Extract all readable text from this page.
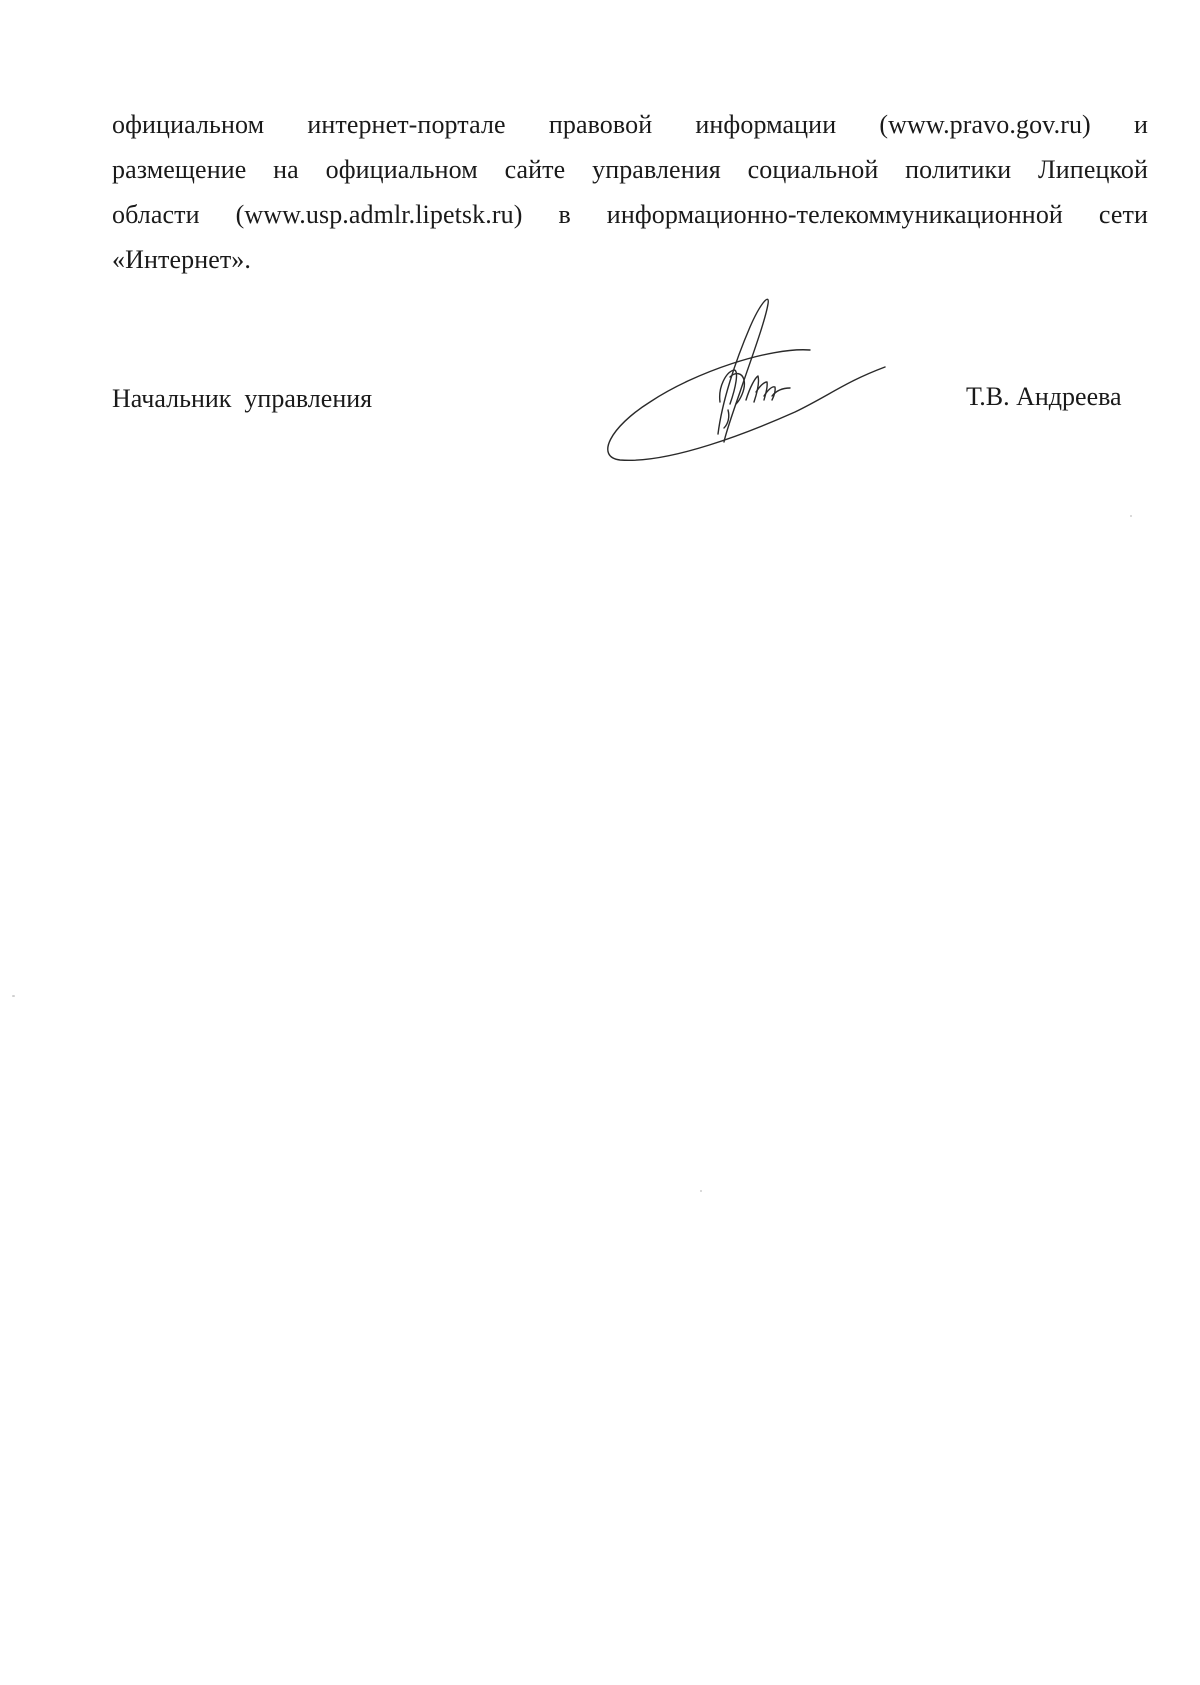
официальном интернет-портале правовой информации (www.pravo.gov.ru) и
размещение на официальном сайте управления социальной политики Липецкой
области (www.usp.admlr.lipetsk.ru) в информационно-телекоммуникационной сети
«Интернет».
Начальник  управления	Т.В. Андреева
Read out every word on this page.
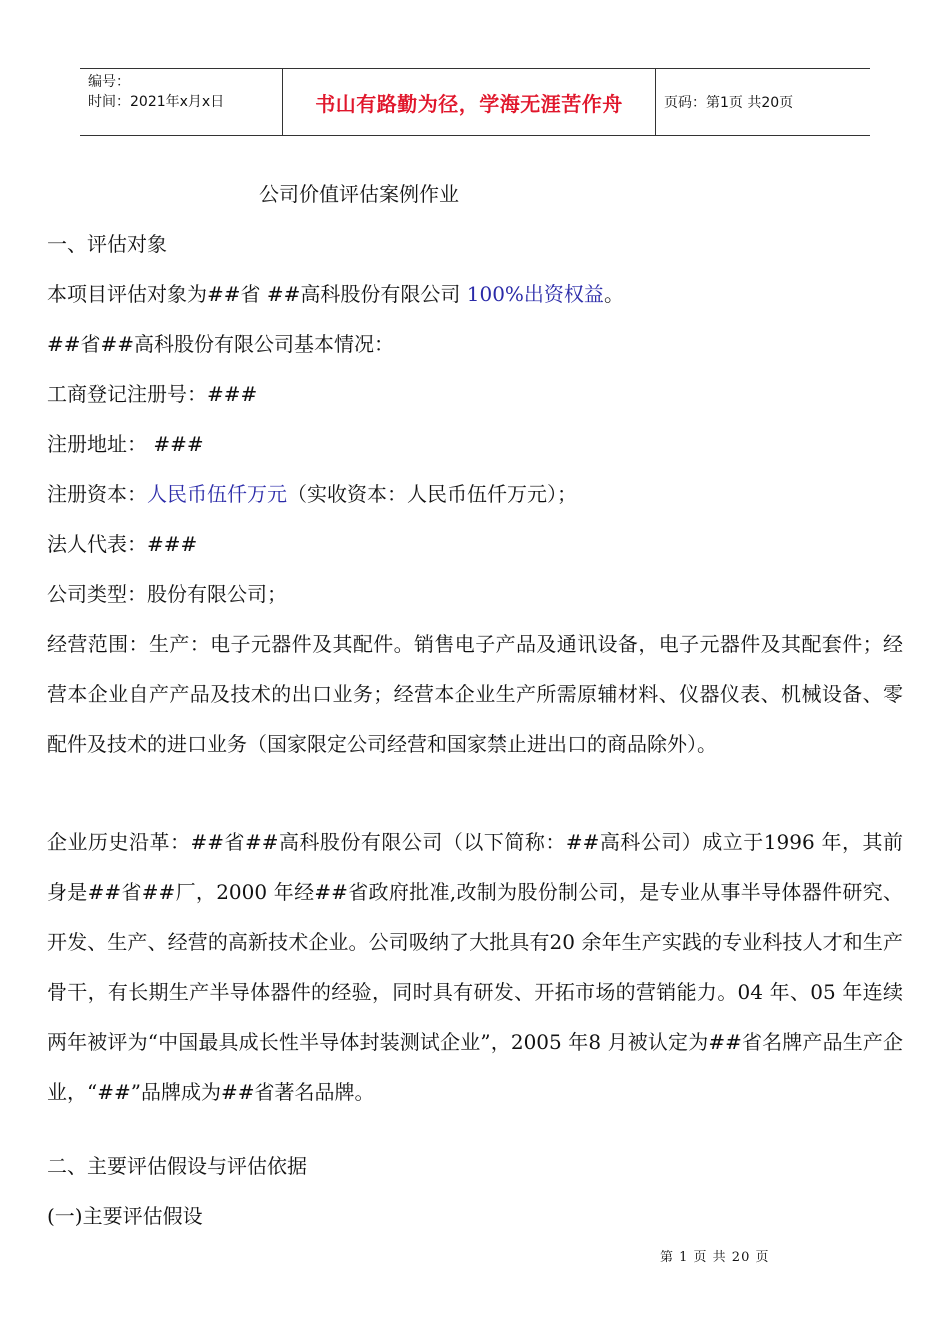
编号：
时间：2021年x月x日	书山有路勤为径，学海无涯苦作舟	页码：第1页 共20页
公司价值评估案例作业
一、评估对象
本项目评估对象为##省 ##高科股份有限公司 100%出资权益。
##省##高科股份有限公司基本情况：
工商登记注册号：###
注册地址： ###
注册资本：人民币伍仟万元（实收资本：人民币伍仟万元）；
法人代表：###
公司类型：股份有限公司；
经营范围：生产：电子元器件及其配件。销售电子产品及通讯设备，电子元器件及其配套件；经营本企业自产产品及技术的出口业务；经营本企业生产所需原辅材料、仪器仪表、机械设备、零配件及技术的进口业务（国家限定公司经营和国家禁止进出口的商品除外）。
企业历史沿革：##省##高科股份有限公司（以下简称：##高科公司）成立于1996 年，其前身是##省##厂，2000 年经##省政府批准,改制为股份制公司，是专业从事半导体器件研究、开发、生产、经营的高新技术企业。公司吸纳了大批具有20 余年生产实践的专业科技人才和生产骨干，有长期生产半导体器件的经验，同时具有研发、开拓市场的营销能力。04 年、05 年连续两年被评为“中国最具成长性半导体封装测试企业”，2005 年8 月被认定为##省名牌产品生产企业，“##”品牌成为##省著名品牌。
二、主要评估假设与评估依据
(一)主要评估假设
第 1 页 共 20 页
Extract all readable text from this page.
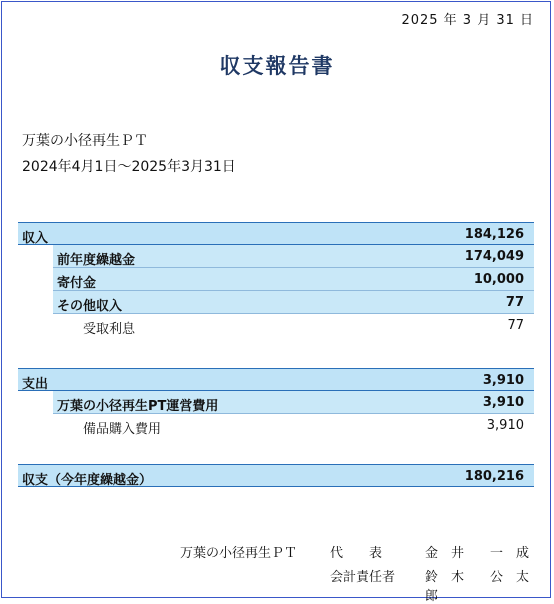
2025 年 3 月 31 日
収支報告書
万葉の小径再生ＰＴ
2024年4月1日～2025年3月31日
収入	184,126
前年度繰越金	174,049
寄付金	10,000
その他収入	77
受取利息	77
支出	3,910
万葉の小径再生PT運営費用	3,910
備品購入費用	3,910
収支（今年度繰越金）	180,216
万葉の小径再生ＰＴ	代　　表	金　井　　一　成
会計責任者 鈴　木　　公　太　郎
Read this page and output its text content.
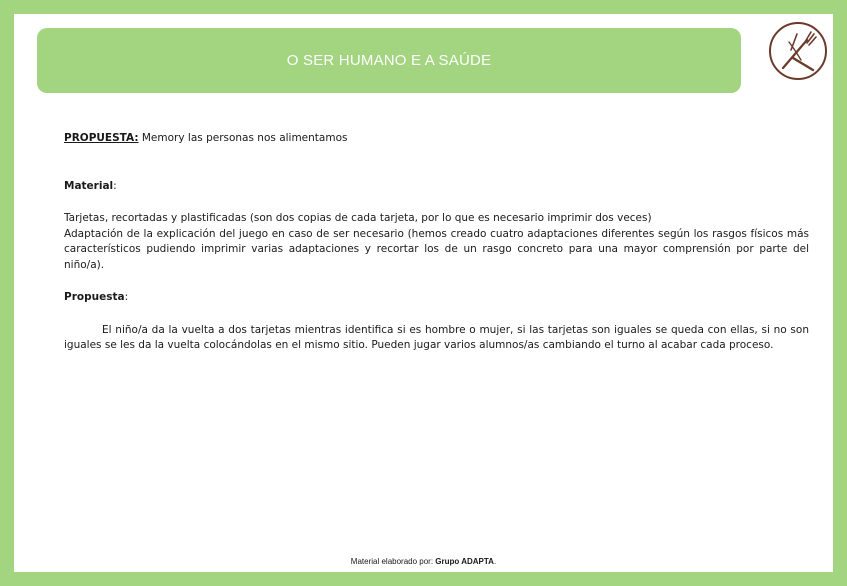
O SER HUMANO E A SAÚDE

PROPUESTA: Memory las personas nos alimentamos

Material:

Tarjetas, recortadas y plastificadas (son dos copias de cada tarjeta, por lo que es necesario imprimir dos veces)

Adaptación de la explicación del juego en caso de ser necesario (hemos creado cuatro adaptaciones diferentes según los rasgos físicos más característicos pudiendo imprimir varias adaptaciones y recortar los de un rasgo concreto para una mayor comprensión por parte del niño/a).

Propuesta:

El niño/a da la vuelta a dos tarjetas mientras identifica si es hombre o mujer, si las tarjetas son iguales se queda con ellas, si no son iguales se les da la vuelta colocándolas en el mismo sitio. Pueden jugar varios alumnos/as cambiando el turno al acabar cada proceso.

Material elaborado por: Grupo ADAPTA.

──────────

Task description. All the material shown above is to be copied exactly, with no pictures carried over.

Result.
Extract all readable text from this page.
официальном интернет-портале правовой информации (www.pravo.gov.ru) и
размещение на официальном сайте управления социальной политики Липецкой
области (www.usp.admlr.lipetsk.ru) в информационно-телекоммуникационной сети
«Интернет».
Начальник  управления	Т.В. Андреева
Read out every word on this page.
编号：
时间：2021年x月x日	书山有路勤为径，学海无涯苦作舟	页码：第1页 共20页
公司价值评估案例作业
一、评估对象
本项目评估对象为##省 ##高科股份有限公司 100%出资权益。
##省##高科股份有限公司基本情况：
工商登记注册号：###
注册地址： ###
注册资本：人民币伍仟万元（实收资本：人民币伍仟万元）；
法人代表：###
公司类型：股份有限公司；
经营范围：生产：电子元器件及其配件。销售电子产品及通讯设备，电子元器件及其配套件；经营本企业自产产品及技术的出口业务；经营本企业生产所需原辅材料、仪器仪表、机械设备、零配件及技术的进口业务（国家限定公司经营和国家禁止进出口的商品除外）。
企业历史沿革：##省##高科股份有限公司（以下简称：##高科公司）成立于1996 年，其前身是##省##厂，2000 年经##省政府批准,改制为股份制公司，是专业从事半导体器件研究、开发、生产、经营的高新技术企业。公司吸纳了大批具有20 余年生产实践的专业科技人才和生产骨干，有长期生产半导体器件的经验，同时具有研发、开拓市场的营销能力。04 年、05 年连续两年被评为“中国最具成长性半导体封装测试企业”，2005 年8 月被认定为##省名牌产品生产企业，“##”品牌成为##省著名品牌。
二、主要评估假设与评估依据
(一)主要评估假设
第 1 页 共 20 页
Extract all readable text from this page.
2025 年 3 月 31 日
収支報告書
万葉の小径再生ＰＴ
2024年4月1日～2025年3月31日
収入	184,126
前年度繰越金	174,049
寄付金	10,000
その他収入	77
受取利息	77
支出	3,910
万葉の小径再生PT運営費用	3,910
備品購入費用	3,910
収支（今年度繰越金）	180,216
万葉の小径再生ＰＴ	代　　表	金　井　　一　成
会計責任者 鈴　木　　公　太　郎
Read this page and output its text content.
O SER HUMANO E A SAÚDE

PROPUESTA: Memory las personas nos alimentamos

Material:

Tarjetas, recortadas y plastificadas (son dos copias de cada tarjeta, por lo que es necesario imprimir dos veces)

Adaptación de la explicación del juego en caso de ser necesario (hemos creado cuatro adaptaciones diferentes según los rasgos físicos más característicos pudiendo imprimir varias adaptaciones y recortar los de un rasgo concreto para una mayor comprensión por parte del niño/a).

Propuesta:

El niño/a da la vuelta a dos tarjetas mientras identifica si es hombre o mujer, si las tarjetas son iguales se queda con ellas, si no son iguales se les da la vuelta colocándolas en el mismo sitio. Pueden jugar varios alumnos/as cambiando el turno al acabar cada proceso.

Material elaborado por: Grupo ADAPTA.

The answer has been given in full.